Il nostro intento è quello di ripiantare varietà antiche di leguminose, dalle grandi proprietà nutrizionali, che erano molto diffuse a partire dal Medioevo e fino al 1800 in Friuli Venezia Giulia (come per esempio le fave), in tempi moderni poi sostituite da altre colture maggiormente adatte alla produzione massiva quali il fagiolo. Inoltre, abbiamo avviato la coltivazione sperimentale di lenticchie e ceci.
Coltiviamo anche i piselli, coltura meno legata alla storia antica della nostra Regione, ma dal grande valore nutrizionale.
In generale, il nostro intento è di valorizzare la coltivazione di leguminose, fonte preziosa di proteine vegetali per la nostra dieta. Si tratta di un cibo che, a differenza delle carni, apportatrici di proteine di origine animale, per la produzione ha un impatto molto minore sull’ambiente.
La piantumazione di leguminose ha inoltre un effetto migliorativo del suolo, apportando azoto, e quindi viene utilizzata in un’ottica di rotazione delle colture.

**Dati estratti**:

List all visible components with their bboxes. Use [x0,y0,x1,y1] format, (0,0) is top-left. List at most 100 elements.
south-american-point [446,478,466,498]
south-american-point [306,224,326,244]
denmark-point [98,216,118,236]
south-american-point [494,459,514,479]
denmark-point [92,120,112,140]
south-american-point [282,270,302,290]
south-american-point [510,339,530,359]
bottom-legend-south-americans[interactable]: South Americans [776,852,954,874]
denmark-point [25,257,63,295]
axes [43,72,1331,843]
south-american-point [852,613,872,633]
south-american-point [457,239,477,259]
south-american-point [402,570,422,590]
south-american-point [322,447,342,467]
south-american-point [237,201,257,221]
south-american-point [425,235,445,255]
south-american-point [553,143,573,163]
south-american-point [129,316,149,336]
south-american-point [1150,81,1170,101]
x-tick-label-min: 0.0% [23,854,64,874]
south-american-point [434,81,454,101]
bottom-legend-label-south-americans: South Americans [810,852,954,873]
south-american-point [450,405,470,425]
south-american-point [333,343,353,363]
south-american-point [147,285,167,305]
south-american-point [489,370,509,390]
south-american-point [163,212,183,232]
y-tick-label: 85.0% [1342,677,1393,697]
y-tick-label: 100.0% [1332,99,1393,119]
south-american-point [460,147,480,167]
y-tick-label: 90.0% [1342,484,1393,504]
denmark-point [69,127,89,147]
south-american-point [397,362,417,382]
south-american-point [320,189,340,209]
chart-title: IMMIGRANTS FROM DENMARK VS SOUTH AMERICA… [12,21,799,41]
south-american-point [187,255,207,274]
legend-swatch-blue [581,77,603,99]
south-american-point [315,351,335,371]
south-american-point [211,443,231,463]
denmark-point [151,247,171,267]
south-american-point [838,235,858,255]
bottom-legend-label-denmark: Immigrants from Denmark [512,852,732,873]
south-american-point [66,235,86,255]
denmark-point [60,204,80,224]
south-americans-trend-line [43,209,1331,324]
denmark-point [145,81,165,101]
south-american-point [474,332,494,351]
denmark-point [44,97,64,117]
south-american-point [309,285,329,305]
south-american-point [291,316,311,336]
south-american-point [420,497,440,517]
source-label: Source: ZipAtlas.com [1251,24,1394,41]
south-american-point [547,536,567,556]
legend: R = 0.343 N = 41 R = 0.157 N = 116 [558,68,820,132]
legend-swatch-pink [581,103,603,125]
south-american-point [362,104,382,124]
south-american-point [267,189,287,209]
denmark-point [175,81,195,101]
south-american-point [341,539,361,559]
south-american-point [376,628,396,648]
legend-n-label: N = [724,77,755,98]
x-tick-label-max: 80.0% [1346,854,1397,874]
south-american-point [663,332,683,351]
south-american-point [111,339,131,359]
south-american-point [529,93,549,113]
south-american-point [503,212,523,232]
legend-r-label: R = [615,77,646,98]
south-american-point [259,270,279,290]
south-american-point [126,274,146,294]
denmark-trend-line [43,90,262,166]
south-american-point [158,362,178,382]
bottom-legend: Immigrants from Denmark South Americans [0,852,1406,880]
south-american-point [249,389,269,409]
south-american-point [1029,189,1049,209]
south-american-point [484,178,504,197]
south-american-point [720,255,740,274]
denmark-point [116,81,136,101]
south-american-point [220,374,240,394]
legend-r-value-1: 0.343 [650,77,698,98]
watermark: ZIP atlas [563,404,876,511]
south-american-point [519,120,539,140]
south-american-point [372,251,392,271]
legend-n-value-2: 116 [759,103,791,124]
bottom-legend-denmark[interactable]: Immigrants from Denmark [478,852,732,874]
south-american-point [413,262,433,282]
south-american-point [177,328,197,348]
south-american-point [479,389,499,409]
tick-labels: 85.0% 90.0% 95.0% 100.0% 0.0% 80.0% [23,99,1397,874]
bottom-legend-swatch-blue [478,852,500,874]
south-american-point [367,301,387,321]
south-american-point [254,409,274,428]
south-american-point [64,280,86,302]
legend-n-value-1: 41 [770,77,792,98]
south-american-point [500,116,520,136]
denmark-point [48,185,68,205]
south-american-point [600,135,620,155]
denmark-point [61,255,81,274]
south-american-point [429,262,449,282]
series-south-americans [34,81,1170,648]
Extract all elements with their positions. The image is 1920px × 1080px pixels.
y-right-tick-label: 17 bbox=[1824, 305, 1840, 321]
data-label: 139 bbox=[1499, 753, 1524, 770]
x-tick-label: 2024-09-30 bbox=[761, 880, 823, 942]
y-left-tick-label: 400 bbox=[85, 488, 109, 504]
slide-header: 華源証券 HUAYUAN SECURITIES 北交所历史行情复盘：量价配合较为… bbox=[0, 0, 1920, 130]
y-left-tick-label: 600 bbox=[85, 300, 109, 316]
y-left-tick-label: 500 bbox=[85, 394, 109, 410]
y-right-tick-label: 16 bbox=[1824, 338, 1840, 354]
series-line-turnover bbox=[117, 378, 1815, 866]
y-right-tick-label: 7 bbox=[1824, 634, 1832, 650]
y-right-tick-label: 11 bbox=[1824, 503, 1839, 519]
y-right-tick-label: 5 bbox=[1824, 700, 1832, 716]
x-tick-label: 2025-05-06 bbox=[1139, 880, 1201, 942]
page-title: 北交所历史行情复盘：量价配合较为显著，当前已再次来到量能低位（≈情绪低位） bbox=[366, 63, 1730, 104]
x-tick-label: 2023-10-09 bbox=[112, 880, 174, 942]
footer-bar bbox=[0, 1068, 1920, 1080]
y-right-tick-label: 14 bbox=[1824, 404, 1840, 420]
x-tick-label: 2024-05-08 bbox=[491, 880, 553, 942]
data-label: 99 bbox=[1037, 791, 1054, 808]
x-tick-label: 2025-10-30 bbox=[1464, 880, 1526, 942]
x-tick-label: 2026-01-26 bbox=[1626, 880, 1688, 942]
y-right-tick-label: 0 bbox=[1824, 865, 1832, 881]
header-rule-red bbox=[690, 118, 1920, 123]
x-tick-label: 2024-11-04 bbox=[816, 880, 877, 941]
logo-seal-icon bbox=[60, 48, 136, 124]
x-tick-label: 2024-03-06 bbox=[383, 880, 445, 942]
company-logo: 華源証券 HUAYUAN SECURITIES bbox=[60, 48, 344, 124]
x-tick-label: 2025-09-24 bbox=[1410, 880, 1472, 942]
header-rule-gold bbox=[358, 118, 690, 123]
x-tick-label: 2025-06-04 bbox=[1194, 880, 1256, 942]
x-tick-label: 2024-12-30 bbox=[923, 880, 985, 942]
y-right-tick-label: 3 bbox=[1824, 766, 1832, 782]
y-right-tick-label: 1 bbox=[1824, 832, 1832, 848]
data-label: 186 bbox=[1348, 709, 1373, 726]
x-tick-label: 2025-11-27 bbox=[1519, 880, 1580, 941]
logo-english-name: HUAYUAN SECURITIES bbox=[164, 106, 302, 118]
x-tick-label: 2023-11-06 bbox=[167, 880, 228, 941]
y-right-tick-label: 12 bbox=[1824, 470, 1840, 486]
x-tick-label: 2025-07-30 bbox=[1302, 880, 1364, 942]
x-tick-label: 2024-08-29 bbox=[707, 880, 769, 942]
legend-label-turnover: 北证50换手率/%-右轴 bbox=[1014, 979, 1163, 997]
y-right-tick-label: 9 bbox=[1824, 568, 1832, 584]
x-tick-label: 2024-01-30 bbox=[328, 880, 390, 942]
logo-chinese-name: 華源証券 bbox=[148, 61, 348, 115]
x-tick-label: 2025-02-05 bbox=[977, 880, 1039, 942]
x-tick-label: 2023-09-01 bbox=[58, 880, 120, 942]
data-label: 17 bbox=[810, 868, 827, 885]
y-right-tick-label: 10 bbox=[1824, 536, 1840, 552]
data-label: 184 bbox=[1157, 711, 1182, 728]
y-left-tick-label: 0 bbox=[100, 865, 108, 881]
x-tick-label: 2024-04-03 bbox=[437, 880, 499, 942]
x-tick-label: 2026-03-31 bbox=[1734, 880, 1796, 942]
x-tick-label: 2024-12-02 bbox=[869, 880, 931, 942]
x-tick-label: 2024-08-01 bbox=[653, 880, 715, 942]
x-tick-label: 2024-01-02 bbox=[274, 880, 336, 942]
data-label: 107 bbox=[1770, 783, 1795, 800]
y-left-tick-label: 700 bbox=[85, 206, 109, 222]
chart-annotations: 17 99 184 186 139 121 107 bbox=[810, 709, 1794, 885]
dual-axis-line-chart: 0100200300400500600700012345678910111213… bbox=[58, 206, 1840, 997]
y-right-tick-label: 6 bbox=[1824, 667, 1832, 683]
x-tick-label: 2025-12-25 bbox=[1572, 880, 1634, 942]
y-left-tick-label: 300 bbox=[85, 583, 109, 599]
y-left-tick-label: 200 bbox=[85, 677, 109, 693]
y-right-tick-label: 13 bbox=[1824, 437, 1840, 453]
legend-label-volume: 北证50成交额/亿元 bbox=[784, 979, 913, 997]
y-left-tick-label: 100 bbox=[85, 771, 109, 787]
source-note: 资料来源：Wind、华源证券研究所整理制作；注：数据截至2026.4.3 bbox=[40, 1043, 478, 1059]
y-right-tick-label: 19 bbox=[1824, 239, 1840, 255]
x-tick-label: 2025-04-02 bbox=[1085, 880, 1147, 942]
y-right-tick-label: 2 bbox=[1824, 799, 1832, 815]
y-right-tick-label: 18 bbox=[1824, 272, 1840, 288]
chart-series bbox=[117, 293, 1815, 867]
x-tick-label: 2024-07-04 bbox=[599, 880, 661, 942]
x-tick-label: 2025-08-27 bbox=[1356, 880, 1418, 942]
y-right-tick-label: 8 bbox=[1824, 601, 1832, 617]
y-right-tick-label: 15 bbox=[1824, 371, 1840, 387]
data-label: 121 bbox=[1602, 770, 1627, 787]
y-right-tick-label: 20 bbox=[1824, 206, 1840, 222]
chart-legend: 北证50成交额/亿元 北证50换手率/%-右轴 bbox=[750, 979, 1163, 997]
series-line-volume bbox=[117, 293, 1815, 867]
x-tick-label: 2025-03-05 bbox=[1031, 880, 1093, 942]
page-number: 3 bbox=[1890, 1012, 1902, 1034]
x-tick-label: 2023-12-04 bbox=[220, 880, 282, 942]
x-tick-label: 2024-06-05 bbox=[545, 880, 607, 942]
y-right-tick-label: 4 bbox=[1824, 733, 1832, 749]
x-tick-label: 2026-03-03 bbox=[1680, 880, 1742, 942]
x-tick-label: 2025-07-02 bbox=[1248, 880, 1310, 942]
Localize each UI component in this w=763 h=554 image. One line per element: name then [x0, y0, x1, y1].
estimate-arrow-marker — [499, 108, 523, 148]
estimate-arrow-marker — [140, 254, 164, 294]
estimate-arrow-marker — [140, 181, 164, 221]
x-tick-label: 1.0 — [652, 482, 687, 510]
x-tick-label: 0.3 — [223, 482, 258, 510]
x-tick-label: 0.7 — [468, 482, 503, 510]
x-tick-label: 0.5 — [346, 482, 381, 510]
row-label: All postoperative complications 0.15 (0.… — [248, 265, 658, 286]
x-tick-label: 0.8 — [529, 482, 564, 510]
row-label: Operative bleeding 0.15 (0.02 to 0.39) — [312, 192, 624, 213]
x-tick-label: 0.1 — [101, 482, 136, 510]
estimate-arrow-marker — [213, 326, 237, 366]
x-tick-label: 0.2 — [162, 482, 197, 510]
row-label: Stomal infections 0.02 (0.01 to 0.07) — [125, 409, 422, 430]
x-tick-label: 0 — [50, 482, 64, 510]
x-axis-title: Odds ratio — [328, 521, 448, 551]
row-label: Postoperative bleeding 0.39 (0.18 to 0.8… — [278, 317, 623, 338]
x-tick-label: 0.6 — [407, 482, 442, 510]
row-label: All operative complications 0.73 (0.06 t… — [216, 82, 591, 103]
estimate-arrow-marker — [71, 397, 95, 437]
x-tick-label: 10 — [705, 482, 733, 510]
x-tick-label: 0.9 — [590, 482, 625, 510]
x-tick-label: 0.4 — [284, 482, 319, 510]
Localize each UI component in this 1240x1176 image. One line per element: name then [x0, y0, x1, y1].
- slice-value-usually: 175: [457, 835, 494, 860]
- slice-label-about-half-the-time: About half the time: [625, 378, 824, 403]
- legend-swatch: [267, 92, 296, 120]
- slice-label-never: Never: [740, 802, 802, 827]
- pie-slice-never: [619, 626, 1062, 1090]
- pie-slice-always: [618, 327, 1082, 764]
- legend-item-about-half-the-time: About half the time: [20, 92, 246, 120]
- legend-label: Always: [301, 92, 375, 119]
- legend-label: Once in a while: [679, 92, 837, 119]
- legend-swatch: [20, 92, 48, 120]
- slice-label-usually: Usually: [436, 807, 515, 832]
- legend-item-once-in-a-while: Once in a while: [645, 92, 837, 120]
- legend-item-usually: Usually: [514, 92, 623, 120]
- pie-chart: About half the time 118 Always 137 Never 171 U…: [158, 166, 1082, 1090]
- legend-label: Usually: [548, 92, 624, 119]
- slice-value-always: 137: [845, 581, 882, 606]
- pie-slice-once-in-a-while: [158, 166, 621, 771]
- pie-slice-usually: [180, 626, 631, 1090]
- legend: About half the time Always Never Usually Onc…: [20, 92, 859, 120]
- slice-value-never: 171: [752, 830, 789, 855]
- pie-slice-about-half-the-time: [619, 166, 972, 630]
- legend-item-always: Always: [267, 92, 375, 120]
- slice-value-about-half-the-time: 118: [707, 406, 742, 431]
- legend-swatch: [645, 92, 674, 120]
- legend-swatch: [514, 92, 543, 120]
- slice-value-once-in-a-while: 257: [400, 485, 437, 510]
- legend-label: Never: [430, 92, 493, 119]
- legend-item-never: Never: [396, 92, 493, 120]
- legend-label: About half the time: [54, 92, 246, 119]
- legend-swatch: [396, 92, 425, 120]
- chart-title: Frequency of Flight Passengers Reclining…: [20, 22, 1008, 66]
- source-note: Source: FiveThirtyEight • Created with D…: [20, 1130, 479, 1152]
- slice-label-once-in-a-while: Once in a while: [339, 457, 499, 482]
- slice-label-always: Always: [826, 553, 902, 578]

**Compito da svolgere**:
Indica quale coltura, secondo la sezione del documento sulle leguminose, ha sostituito in tempi moderni le varietà antiche perché più adatta alla produzione massiva.

**Risultato ottenuto**:
Il fagiolo.